[Records provided]
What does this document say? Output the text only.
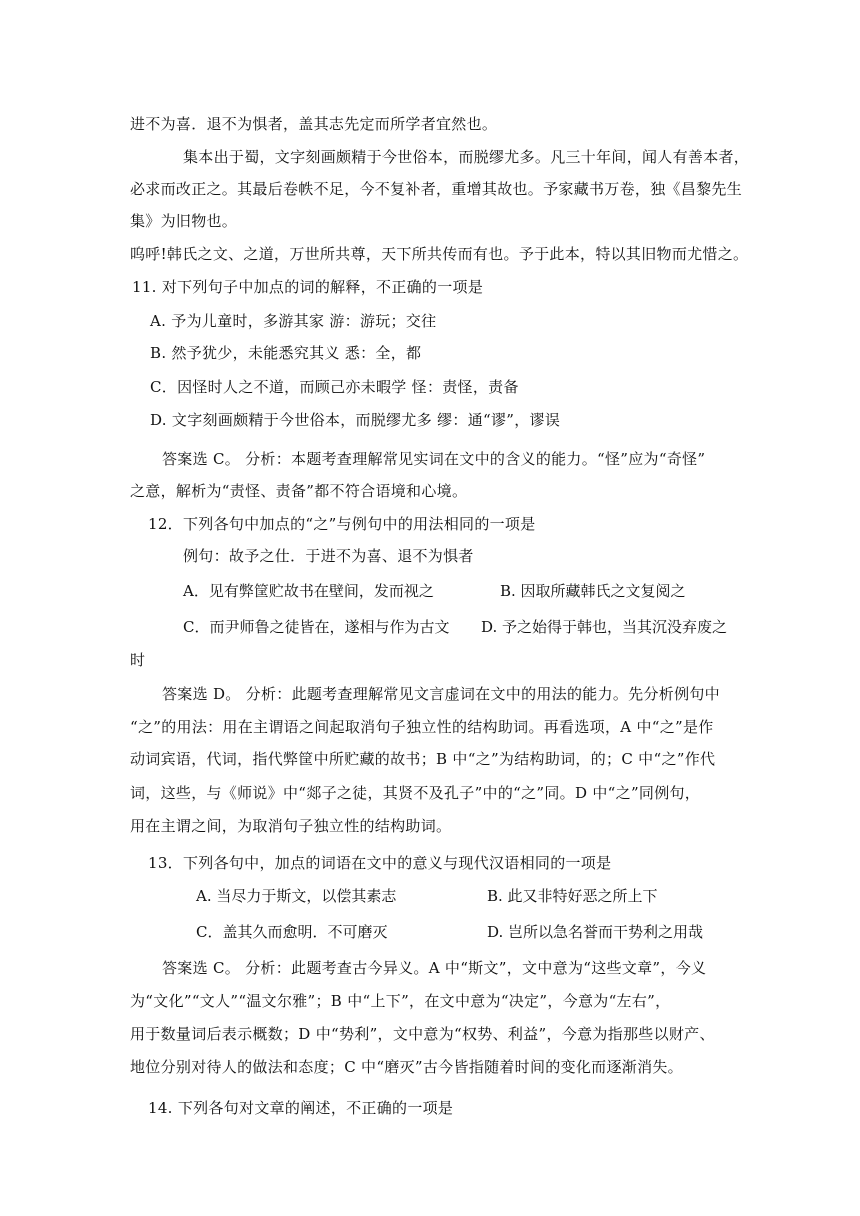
进不为喜．退不为惧者，盖其志先定而所学者宜然也。
集本出于蜀，文字刻画颇精于今世俗本，而脱缪尤多。凡三十年间，闻人有善本者，
必求而改正之。其最后卷帙不足，今不复补者，重增其故也。予家藏书万卷，独《昌黎先生
集》为旧物也。
呜呼!韩氏之文、之道，万世所共尊，天下所共传而有也。予于此本，特以其旧物而尤惜之。
11. 对下列句子中加点的词的解释，不正确的一项是
A. 予为儿童时，多游其家 游：游玩；交往
B. 然予犹少，未能悉究其义 悉：全，都
C．因怪时人之不道，而顾己亦未暇学 怪：责怪，责备
D. 文字刻画颇精于今世俗本，而脱缪尤多 缪：通“谬”，谬误
答案选 C。 分析：本题考查理解常见实词在文中的含义的能力。“怪”应为“奇怪”
之意，解析为“责怪、责备”都不符合语境和心境。
12．下列各句中加点的“之”与例句中的用法相同的一项是
例句：故予之仕．于进不为喜、退不为惧者
A．见有弊筐贮故书在壁间，发而视之	B. 因取所藏韩氏之文复阅之
C．而尹师鲁之徒皆在，遂相与作为古文 D. 予之始得于韩也，当其沉没弃废之
时
答案选 D。 分析：此题考查理解常见文言虚词在文中的用法的能力。先分析例句中
“之”的用法：用在主谓语之间起取消句子独立性的结构助词。再看选项，A 中“之”是作
动词宾语，代词，指代弊筐中所贮藏的故书；B 中“之”为结构助词，的；C 中“之”作代
词，这些，与《师说》中“郯子之徒，其贤不及孔子”中的“之”同。D 中“之”同例句，
用在主谓之间，为取消句子独立性的结构助词。
13．下列各句中，加点的词语在文中的意义与现代汉语相同的一项是
A. 当尽力于斯文，以偿其素志	B. 此又非特好恶之所上下
C．盖其久而愈明．不可磨灭	D. 岂所以急名誉而干势利之用哉
答案选 C。 分析：此题考查古今异义。A 中“斯文”，文中意为“这些文章”，今义
为“文化”“文人”“温文尔雅”；B 中“上下”，在文中意为“决定”，今意为“左右”，
用于数量词后表示概数；D 中“势利”，文中意为“权势、利益”，今意为指那些以财产、
地位分别对待人的做法和态度；C 中“磨灭”古今皆指随着时间的变化而逐渐消失。
14. 下列各句对文章的阐述，不正确的一项是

[Problem requirements]
Print the records above exactly as they stand, but leave out the pictures.

[Reply to the task]
What does this document say? Output the text only.
进不为喜．退不为惧者，盖其志先定而所学者宜然也。
集本出于蜀，文字刻画颇精于今世俗本，而脱缪尤多。凡三十年间，闻人有善本者，
必求而改正之。其最后卷帙不足，今不复补者，重增其故也。予家藏书万卷，独《昌黎先生
集》为旧物也。
呜呼!韩氏之文、之道，万世所共尊，天下所共传而有也。予于此本，特以其旧物而尤惜之。
11. 对下列句子中加点的词的解释，不正确的一项是
A. 予为儿童时，多游其家 游：游玩；交往
B. 然予犹少，未能悉究其义 悉：全，都
C．因怪时人之不道，而顾己亦未暇学 怪：责怪，责备
D. 文字刻画颇精于今世俗本，而脱缪尤多 缪：通“谬”，谬误
答案选 C。 分析：本题考查理解常见实词在文中的含义的能力。“怪”应为“奇怪”
之意，解析为“责怪、责备”都不符合语境和心境。
12．下列各句中加点的“之”与例句中的用法相同的一项是
例句：故予之仕．于进不为喜、退不为惧者
A．见有弊筐贮故书在壁间，发而视之	B. 因取所藏韩氏之文复阅之
C．而尹师鲁之徒皆在，遂相与作为古文 D. 予之始得于韩也，当其沉没弃废之
时
答案选 D。 分析：此题考查理解常见文言虚词在文中的用法的能力。先分析例句中
“之”的用法：用在主谓语之间起取消句子独立性的结构助词。再看选项，A 中“之”是作
动词宾语，代词，指代弊筐中所贮藏的故书；B 中“之”为结构助词，的；C 中“之”作代
词，这些，与《师说》中“郯子之徒，其贤不及孔子”中的“之”同。D 中“之”同例句，
用在主谓之间，为取消句子独立性的结构助词。
13．下列各句中，加点的词语在文中的意义与现代汉语相同的一项是
A. 当尽力于斯文，以偿其素志	B. 此又非特好恶之所上下
C．盖其久而愈明．不可磨灭	D. 岂所以急名誉而干势利之用哉
答案选 C。 分析：此题考查古今异义。A 中“斯文”，文中意为“这些文章”，今义
为“文化”“文人”“温文尔雅”；B 中“上下”，在文中意为“决定”，今意为“左右”，
用于数量词后表示概数；D 中“势利”，文中意为“权势、利益”，今意为指那些以财产、
地位分别对待人的做法和态度；C 中“磨灭”古今皆指随着时间的变化而逐渐消失。
14. 下列各句对文章的阐述，不正确的一项是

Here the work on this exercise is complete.